§ **Requirements**
Every record here needs to be written out again exactly.
>>>
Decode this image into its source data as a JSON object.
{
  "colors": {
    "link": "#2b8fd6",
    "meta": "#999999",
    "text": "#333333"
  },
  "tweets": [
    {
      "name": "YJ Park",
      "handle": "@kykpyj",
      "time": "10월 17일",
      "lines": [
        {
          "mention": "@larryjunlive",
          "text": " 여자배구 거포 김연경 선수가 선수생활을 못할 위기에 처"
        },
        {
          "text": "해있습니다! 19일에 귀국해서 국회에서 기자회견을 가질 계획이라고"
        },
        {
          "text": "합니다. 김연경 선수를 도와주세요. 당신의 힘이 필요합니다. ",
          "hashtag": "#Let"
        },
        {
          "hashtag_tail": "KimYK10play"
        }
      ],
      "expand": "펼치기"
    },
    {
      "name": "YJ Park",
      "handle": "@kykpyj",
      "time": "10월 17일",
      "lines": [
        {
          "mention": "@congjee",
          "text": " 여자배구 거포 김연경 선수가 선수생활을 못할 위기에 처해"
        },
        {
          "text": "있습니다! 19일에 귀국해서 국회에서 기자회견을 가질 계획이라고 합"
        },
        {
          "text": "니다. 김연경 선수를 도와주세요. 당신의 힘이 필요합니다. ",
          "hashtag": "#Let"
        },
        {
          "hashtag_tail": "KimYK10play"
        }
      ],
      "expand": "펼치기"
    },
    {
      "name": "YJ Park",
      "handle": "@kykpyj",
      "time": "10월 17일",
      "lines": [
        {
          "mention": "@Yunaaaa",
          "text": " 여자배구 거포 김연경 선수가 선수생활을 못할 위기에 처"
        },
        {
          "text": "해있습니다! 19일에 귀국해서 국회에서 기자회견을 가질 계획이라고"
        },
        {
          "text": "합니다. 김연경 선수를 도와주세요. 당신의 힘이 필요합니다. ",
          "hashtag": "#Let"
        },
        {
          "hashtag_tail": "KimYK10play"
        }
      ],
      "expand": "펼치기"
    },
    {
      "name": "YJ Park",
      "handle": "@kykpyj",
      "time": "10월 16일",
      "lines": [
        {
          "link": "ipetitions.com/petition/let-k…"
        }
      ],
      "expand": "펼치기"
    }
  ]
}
<<<
§ **Answer to the problem**
Decode this image into its source data as a JSON object.
{
  "colors": {
    "link": "#2b8fd6",
    "meta": "#999999",
    "text": "#333333"
  },
  "tweets": [
    {
      "name": "YJ Park",
      "handle": "@kykpyj",
      "time": "10월 17일",
      "lines": [
        {
          "mention": "@larryjunlive",
          "text": " 여자배구 거포 김연경 선수가 선수생활을 못할 위기에 처"
        },
        {
          "text": "해있습니다! 19일에 귀국해서 국회에서 기자회견을 가질 계획이라고"
        },
        {
          "text": "합니다. 김연경 선수를 도와주세요. 당신의 힘이 필요합니다. ",
          "hashtag": "#Let"
        },
        {
          "hashtag_tail": "KimYK10play"
        }
      ],
      "expand": "펼치기"
    },
    {
      "name": "YJ Park",
      "handle": "@kykpyj",
      "time": "10월 17일",
      "lines": [
        {
          "mention": "@congjee",
          "text": " 여자배구 거포 김연경 선수가 선수생활을 못할 위기에 처해"
        },
        {
          "text": "있습니다! 19일에 귀국해서 국회에서 기자회견을 가질 계획이라고 합"
        },
        {
          "text": "니다. 김연경 선수를 도와주세요. 당신의 힘이 필요합니다. ",
          "hashtag": "#Let"
        },
        {
          "hashtag_tail": "KimYK10play"
        }
      ],
      "expand": "펼치기"
    },
    {
      "name": "YJ Park",
      "handle": "@kykpyj",
      "time": "10월 17일",
      "lines": [
        {
          "mention": "@Yunaaaa",
          "text": " 여자배구 거포 김연경 선수가 선수생활을 못할 위기에 처"
        },
        {
          "text": "해있습니다! 19일에 귀국해서 국회에서 기자회견을 가질 계획이라고"
        },
        {
          "text": "합니다. 김연경 선수를 도와주세요. 당신의 힘이 필요합니다. ",
          "hashtag": "#Let"
        },
        {
          "hashtag_tail": "KimYK10play"
        }
      ],
      "expand": "펼치기"
    },
    {
      "name": "YJ Park",
      "handle": "@kykpyj",
      "time": "10월 16일",
      "lines": [
        {
          "link": "ipetitions.com/petition/let-k…"
        }
      ],
      "expand": "펼치기"
    }
  ]
}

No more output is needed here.